EXERCISE REQUIREMENTS » Transcribe the entries that follow, word for word.

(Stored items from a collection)
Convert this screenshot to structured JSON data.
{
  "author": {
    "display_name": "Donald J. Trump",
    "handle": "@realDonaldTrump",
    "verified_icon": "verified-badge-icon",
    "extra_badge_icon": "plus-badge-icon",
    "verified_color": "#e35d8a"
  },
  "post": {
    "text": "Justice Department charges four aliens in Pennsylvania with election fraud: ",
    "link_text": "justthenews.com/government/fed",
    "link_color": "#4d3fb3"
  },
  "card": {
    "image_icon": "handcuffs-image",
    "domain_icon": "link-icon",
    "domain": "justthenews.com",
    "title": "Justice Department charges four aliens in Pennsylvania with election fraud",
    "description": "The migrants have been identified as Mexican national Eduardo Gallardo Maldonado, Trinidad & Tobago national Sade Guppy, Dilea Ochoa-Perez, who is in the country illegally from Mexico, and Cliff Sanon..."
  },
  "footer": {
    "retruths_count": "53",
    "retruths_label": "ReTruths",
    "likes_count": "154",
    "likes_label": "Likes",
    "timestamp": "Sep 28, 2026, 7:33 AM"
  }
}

SOLUTION TO THIS PROBLEM »
Convert this screenshot to structured JSON data.
{
  "author": {
    "display_name": "Donald J. Trump",
    "handle": "@realDonaldTrump",
    "verified_icon": "verified-badge-icon",
    "extra_badge_icon": "plus-badge-icon",
    "verified_color": "#e35d8a"
  },
  "post": {
    "text": "Justice Department charges four aliens in Pennsylvania with election fraud: ",
    "link_text": "justthenews.com/government/fed",
    "link_color": "#4d3fb3"
  },
  "card": {
    "image_icon": "handcuffs-image",
    "domain_icon": "link-icon",
    "domain": "justthenews.com",
    "title": "Justice Department charges four aliens in Pennsylvania with election fraud",
    "description": "The migrants have been identified as Mexican national Eduardo Gallardo Maldonado, Trinidad & Tobago national Sade Guppy, Dilea Ochoa-Perez, who is in the country illegally from Mexico, and Cliff Sanon..."
  },
  "footer": {
    "retruths_count": "53",
    "retruths_label": "ReTruths",
    "likes_count": "154",
    "likes_label": "Likes",
    "timestamp": "Sep 28, 2026, 7:33 AM"
  }
}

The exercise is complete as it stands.